Dataset items
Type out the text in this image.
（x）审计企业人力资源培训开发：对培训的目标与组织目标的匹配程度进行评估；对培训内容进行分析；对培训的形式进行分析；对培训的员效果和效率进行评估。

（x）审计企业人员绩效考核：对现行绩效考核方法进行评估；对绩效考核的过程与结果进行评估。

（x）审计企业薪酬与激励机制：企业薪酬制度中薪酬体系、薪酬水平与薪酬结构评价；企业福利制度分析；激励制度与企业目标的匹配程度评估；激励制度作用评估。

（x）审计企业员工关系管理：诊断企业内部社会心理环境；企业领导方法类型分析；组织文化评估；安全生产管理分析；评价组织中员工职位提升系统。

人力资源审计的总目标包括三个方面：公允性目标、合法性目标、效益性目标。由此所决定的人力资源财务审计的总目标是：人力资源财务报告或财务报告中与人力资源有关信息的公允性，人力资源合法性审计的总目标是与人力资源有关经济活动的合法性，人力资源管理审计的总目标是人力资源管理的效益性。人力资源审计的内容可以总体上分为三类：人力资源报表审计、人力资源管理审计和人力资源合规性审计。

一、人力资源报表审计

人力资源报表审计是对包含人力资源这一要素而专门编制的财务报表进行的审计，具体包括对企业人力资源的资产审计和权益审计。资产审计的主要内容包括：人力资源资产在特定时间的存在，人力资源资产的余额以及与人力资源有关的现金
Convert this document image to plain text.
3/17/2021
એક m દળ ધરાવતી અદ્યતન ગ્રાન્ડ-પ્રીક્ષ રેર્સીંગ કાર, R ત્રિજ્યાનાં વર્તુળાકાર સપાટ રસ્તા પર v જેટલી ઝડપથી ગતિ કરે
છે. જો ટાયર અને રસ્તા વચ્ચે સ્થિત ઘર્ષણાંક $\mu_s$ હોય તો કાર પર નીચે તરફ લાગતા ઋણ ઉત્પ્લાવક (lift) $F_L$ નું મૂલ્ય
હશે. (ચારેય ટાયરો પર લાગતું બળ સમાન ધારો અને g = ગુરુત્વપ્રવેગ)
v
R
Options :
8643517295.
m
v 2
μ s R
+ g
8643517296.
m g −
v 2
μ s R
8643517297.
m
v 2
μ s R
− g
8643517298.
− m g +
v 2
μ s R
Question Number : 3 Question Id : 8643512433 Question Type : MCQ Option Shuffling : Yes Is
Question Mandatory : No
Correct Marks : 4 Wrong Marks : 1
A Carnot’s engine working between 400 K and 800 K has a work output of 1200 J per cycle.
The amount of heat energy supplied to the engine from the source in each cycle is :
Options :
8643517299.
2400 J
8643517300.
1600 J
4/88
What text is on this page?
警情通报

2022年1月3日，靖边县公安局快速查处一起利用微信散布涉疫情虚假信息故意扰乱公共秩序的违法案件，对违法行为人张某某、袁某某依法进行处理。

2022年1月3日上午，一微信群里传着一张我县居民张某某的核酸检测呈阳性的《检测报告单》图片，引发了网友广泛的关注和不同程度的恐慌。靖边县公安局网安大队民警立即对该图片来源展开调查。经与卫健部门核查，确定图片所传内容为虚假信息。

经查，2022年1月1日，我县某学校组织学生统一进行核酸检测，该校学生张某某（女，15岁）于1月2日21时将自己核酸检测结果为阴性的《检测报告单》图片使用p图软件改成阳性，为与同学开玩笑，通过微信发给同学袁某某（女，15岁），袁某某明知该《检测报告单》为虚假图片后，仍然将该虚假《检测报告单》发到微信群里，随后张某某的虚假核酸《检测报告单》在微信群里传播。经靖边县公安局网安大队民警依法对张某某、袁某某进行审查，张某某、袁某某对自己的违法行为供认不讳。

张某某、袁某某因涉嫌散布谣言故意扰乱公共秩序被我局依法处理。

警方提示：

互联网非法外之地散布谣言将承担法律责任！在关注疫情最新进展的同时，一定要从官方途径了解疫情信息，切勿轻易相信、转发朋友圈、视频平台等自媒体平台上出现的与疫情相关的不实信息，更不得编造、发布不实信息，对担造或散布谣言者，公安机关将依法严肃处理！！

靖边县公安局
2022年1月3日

▸ WHAT THIS TASK INVOLVES: Reproduce all the data word for word.

▸ COMPLETE ANSWER:
Type out the text in this image.
（x）审计企业人力资源培训开发：对培训的目标与组织目标的匹配程度进行评估；对培训内容进行分析；对培训的形式进行分析；对培训的员效果和效率进行评估。

（x）审计企业人员绩效考核：对现行绩效考核方法进行评估；对绩效考核的过程与结果进行评估。

（x）审计企业薪酬与激励机制：企业薪酬制度中薪酬体系、薪酬水平与薪酬结构评价；企业福利制度分析；激励制度与企业目标的匹配程度评估；激励制度作用评估。

（x）审计企业员工关系管理：诊断企业内部社会心理环境；企业领导方法类型分析；组织文化评估；安全生产管理分析；评价组织中员工职位提升系统。

人力资源审计的总目标包括三个方面：公允性目标、合法性目标、效益性目标。由此所决定的人力资源财务审计的总目标是：人力资源财务报告或财务报告中与人力资源有关信息的公允性，人力资源合法性审计的总目标是与人力资源有关经济活动的合法性，人力资源管理审计的总目标是人力资源管理的效益性。人力资源审计的内容可以总体上分为三类：人力资源报表审计、人力资源管理审计和人力资源合规性审计。

一、人力资源报表审计

人力资源报表审计是对包含人力资源这一要素而专门编制的财务报表进行的审计，具体包括对企业人力资源的资产审计和权益审计。资产审计的主要内容包括：人力资源资产在特定时间的存在，人力资源资产的余额以及与人力资源有关的现金
Convert this document image to plain text.
3/17/2021
એક m દળ ધરાવતી અદ્યતન ગ્રાન્ડ-પ્રીક્ષ રેર્સીંગ કાર, R ત્રિજ્યાનાં વર્તુળાકાર સપાટ રસ્તા પર v જેટલી ઝડપથી ગતિ કરે
છે. જો ટાયર અને રસ્તા વચ્ચે સ્થિત ઘર્ષણાંક $\mu_s$ હોય તો કાર પર નીચે તરફ લાગતા ઋણ ઉત્પ્લાવક (lift) $F_L$ નું મૂલ્ય
હશે. (ચારેય ટાયરો પર લાગતું બળ સમાન ધારો અને g = ગુરુત્વપ્રવેગ)
v
R
Options :
8643517295.
m
v 2
μ s R
+ g
8643517296.
m g −
v 2
μ s R
8643517297.
m
v 2
μ s R
− g
8643517298.
− m g +
v 2
μ s R
Question Number : 3 Question Id : 8643512433 Question Type : MCQ Option Shuffling : Yes Is
Question Mandatory : No
Correct Marks : 4 Wrong Marks : 1
A Carnot’s engine working between 400 K and 800 K has a work output of 1200 J per cycle.
The amount of heat energy supplied to the engine from the source in each cycle is :
Options :
8643517299.
2400 J
8643517300.
1600 J
4/88
What text is on this page?
警情通报

2022年1月3日，靖边县公安局快速查处一起利用微信散布涉疫情虚假信息故意扰乱公共秩序的违法案件，对违法行为人张某某、袁某某依法进行处理。

2022年1月3日上午，一微信群里传着一张我县居民张某某的核酸检测呈阳性的《检测报告单》图片，引发了网友广泛的关注和不同程度的恐慌。靖边县公安局网安大队民警立即对该图片来源展开调查。经与卫健部门核查，确定图片所传内容为虚假信息。

经查，2022年1月1日，我县某学校组织学生统一进行核酸检测，该校学生张某某（女，15岁）于1月2日21时将自己核酸检测结果为阴性的《检测报告单》图片使用p图软件改成阳性，为与同学开玩笑，通过微信发给同学袁某某（女，15岁），袁某某明知该《检测报告单》为虚假图片后，仍然将该虚假《检测报告单》发到微信群里，随后张某某的虚假核酸《检测报告单》在微信群里传播。经靖边县公安局网安大队民警依法对张某某、袁某某进行审查，张某某、袁某某对自己的违法行为供认不讳。

张某某、袁某某因涉嫌散布谣言故意扰乱公共秩序被我局依法处理。

警方提示：

互联网非法外之地散布谣言将承担法律责任！在关注疫情最新进展的同时，一定要从官方途径了解疫情信息，切勿轻易相信、转发朋友圈、视频平台等自媒体平台上出现的与疫情相关的不实信息，更不得编造、发布不实信息，对担造或散布谣言者，公安机关将依法严肃处理！！

靖边县公安局
2022年1月3日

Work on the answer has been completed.